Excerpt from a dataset
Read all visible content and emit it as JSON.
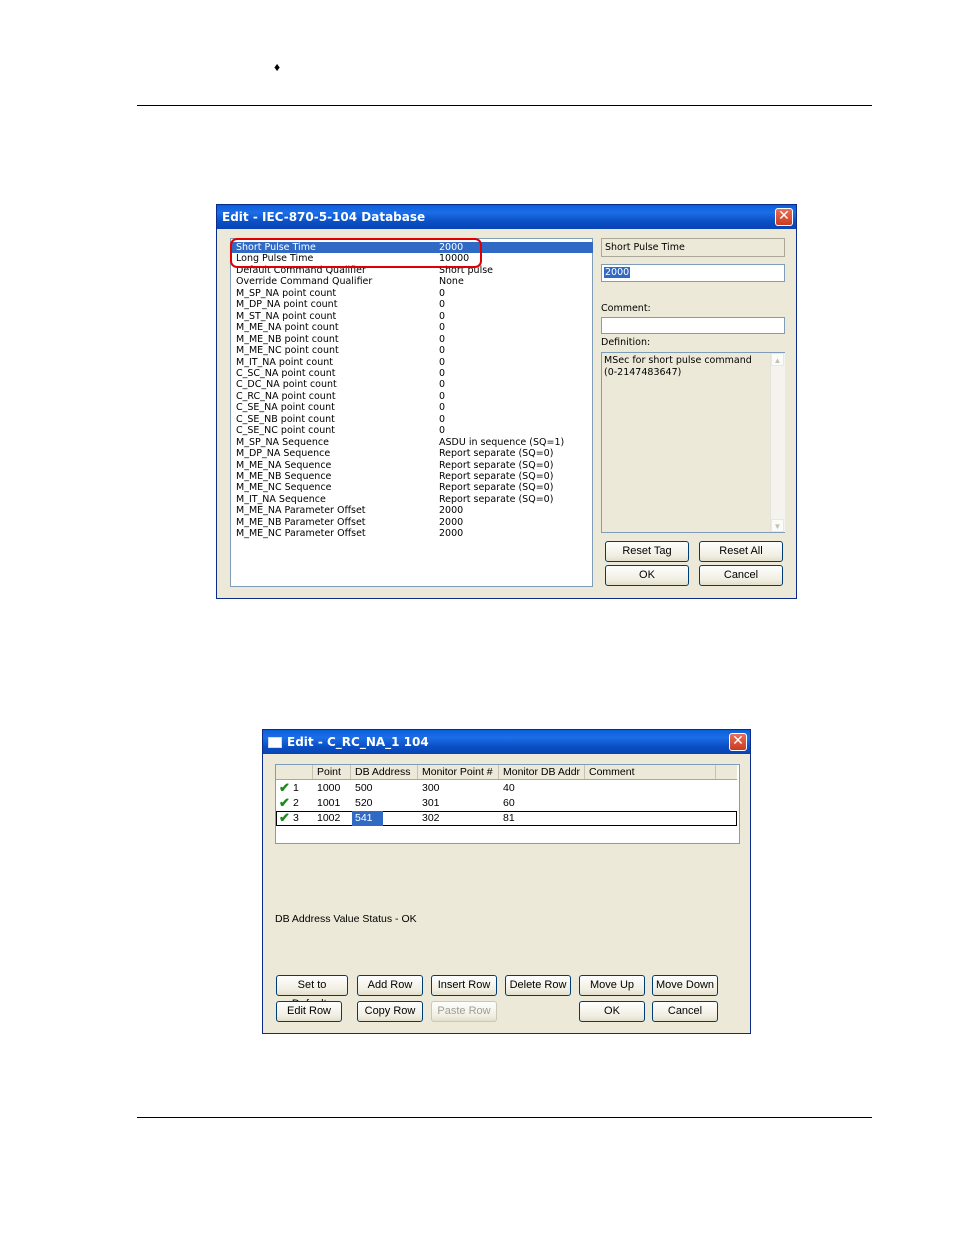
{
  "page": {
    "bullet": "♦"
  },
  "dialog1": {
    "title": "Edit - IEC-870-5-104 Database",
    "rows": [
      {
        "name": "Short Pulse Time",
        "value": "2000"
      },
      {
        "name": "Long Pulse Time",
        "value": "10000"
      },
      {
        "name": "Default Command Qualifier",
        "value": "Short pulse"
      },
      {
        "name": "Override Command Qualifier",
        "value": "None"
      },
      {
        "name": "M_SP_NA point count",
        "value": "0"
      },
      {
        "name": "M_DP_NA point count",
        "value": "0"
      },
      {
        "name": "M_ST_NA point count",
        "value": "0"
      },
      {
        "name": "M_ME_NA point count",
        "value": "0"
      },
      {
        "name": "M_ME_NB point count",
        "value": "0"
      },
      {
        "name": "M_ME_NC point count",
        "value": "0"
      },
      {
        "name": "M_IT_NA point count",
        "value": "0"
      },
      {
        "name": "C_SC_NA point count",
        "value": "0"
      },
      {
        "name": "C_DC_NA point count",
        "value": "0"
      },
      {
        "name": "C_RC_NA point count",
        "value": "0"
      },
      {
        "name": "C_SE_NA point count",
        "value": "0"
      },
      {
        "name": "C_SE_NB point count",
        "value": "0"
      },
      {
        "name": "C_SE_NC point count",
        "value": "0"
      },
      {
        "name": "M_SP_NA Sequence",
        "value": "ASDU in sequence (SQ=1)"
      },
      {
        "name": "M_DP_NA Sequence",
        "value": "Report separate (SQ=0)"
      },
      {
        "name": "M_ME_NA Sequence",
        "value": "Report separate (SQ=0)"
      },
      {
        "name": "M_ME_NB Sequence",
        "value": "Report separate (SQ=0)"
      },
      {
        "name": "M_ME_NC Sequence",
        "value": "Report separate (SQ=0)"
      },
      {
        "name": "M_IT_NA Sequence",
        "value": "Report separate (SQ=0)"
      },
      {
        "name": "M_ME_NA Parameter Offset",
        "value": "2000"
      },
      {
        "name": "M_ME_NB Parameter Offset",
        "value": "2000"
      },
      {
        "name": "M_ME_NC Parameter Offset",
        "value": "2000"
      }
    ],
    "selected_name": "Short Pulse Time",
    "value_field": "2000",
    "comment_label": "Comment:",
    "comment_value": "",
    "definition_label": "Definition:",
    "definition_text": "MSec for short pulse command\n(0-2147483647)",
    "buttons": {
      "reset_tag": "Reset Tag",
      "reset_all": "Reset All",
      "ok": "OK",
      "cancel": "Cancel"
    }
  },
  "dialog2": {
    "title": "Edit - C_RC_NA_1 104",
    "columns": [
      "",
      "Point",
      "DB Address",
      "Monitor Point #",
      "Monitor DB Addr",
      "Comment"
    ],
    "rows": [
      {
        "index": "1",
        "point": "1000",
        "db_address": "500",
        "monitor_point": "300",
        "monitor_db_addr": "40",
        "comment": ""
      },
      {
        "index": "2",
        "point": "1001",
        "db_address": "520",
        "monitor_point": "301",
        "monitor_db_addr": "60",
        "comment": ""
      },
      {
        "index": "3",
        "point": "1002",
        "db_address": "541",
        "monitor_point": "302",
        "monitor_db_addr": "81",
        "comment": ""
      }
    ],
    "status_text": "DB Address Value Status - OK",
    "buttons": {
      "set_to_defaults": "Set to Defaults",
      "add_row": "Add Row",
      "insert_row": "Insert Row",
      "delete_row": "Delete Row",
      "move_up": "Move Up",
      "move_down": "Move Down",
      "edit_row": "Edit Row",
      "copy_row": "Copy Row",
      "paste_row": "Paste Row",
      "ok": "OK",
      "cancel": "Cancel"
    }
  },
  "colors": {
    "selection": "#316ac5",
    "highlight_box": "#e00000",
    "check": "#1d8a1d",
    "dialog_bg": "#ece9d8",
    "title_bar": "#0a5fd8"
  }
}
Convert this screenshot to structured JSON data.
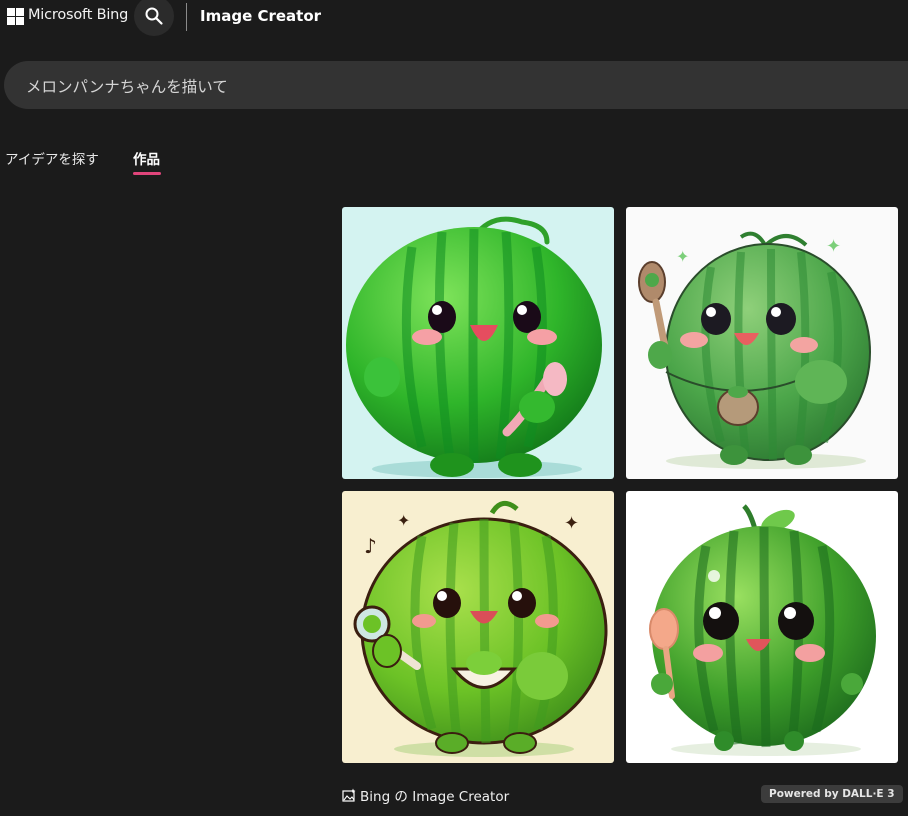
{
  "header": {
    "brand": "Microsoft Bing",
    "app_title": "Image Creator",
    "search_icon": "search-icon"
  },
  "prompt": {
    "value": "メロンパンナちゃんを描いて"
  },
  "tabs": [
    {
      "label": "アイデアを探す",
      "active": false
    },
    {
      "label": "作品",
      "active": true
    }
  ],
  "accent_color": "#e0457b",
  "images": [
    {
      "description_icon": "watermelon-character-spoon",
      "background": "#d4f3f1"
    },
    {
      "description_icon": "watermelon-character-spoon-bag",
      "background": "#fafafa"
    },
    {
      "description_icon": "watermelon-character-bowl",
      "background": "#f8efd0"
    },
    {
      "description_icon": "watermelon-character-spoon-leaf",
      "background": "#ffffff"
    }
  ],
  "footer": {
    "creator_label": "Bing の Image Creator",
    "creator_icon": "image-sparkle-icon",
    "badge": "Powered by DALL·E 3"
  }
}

(What you will do):
Reproduce each record from above exactly; pictures do not belong in the copy.

(The response):
Read all visible content and emit it as JSON.
{
  "page": {
    "bullet": "♦"
  },
  "dialog1": {
    "title": "Edit - IEC-870-5-104 Database",
    "rows": [
      {
        "name": "Short Pulse Time",
        "value": "2000"
      },
      {
        "name": "Long Pulse Time",
        "value": "10000"
      },
      {
        "name": "Default Command Qualifier",
        "value": "Short pulse"
      },
      {
        "name": "Override Command Qualifier",
        "value": "None"
      },
      {
        "name": "M_SP_NA point count",
        "value": "0"
      },
      {
        "name": "M_DP_NA point count",
        "value": "0"
      },
      {
        "name": "M_ST_NA point count",
        "value": "0"
      },
      {
        "name": "M_ME_NA point count",
        "value": "0"
      },
      {
        "name": "M_ME_NB point count",
        "value": "0"
      },
      {
        "name": "M_ME_NC point count",
        "value": "0"
      },
      {
        "name": "M_IT_NA point count",
        "value": "0"
      },
      {
        "name": "C_SC_NA point count",
        "value": "0"
      },
      {
        "name": "C_DC_NA point count",
        "value": "0"
      },
      {
        "name": "C_RC_NA point count",
        "value": "0"
      },
      {
        "name": "C_SE_NA point count",
        "value": "0"
      },
      {
        "name": "C_SE_NB point count",
        "value": "0"
      },
      {
        "name": "C_SE_NC point count",
        "value": "0"
      },
      {
        "name": "M_SP_NA Sequence",
        "value": "ASDU in sequence (SQ=1)"
      },
      {
        "name": "M_DP_NA Sequence",
        "value": "Report separate (SQ=0)"
      },
      {
        "name": "M_ME_NA Sequence",
        "value": "Report separate (SQ=0)"
      },
      {
        "name": "M_ME_NB Sequence",
        "value": "Report separate (SQ=0)"
      },
      {
        "name": "M_ME_NC Sequence",
        "value": "Report separate (SQ=0)"
      },
      {
        "name": "M_IT_NA Sequence",
        "value": "Report separate (SQ=0)"
      },
      {
        "name": "M_ME_NA Parameter Offset",
        "value": "2000"
      },
      {
        "name": "M_ME_NB Parameter Offset",
        "value": "2000"
      },
      {
        "name": "M_ME_NC Parameter Offset",
        "value": "2000"
      }
    ],
    "selected_name": "Short Pulse Time",
    "value_field": "2000",
    "comment_label": "Comment:",
    "comment_value": "",
    "definition_label": "Definition:",
    "definition_text": "MSec for short pulse command\n(0-2147483647)",
    "buttons": {
      "reset_tag": "Reset Tag",
      "reset_all": "Reset All",
      "ok": "OK",
      "cancel": "Cancel"
    }
  },
  "dialog2": {
    "title": "Edit - C_RC_NA_1 104",
    "columns": [
      "",
      "Point",
      "DB Address",
      "Monitor Point #",
      "Monitor DB Addr",
      "Comment"
    ],
    "rows": [
      {
        "index": "1",
        "point": "1000",
        "db_address": "500",
        "monitor_point": "300",
        "monitor_db_addr": "40",
        "comment": ""
      },
      {
        "index": "2",
        "point": "1001",
        "db_address": "520",
        "monitor_point": "301",
        "monitor_db_addr": "60",
        "comment": ""
      },
      {
        "index": "3",
        "point": "1002",
        "db_address": "541",
        "monitor_point": "302",
        "monitor_db_addr": "81",
        "comment": ""
      }
    ],
    "status_text": "DB Address Value Status - OK",
    "buttons": {
      "set_to_defaults": "Set to Defaults",
      "add_row": "Add Row",
      "insert_row": "Insert Row",
      "delete_row": "Delete Row",
      "move_up": "Move Up",
      "move_down": "Move Down",
      "edit_row": "Edit Row",
      "copy_row": "Copy Row",
      "paste_row": "Paste Row",
      "ok": "OK",
      "cancel": "Cancel"
    }
  },
  "colors": {
    "selection": "#316ac5",
    "highlight_box": "#e00000",
    "check": "#1d8a1d",
    "dialog_bg": "#ece9d8",
    "title_bar": "#0a5fd8"
  }
}
Convert this screenshot to structured JSON data.
{
  "header": {
    "brand": "Microsoft Bing",
    "app_title": "Image Creator",
    "search_icon": "search-icon"
  },
  "prompt": {
    "value": "メロンパンナちゃんを描いて"
  },
  "tabs": [
    {
      "label": "アイデアを探す",
      "active": false
    },
    {
      "label": "作品",
      "active": true
    }
  ],
  "accent_color": "#e0457b",
  "images": [
    {
      "description_icon": "watermelon-character-spoon",
      "background": "#d4f3f1"
    },
    {
      "description_icon": "watermelon-character-spoon-bag",
      "background": "#fafafa"
    },
    {
      "description_icon": "watermelon-character-bowl",
      "background": "#f8efd0"
    },
    {
      "description_icon": "watermelon-character-spoon-leaf",
      "background": "#ffffff"
    }
  ],
  "footer": {
    "creator_label": "Bing の Image Creator",
    "creator_icon": "image-sparkle-icon",
    "badge": "Powered by DALL·E 3"
  }
}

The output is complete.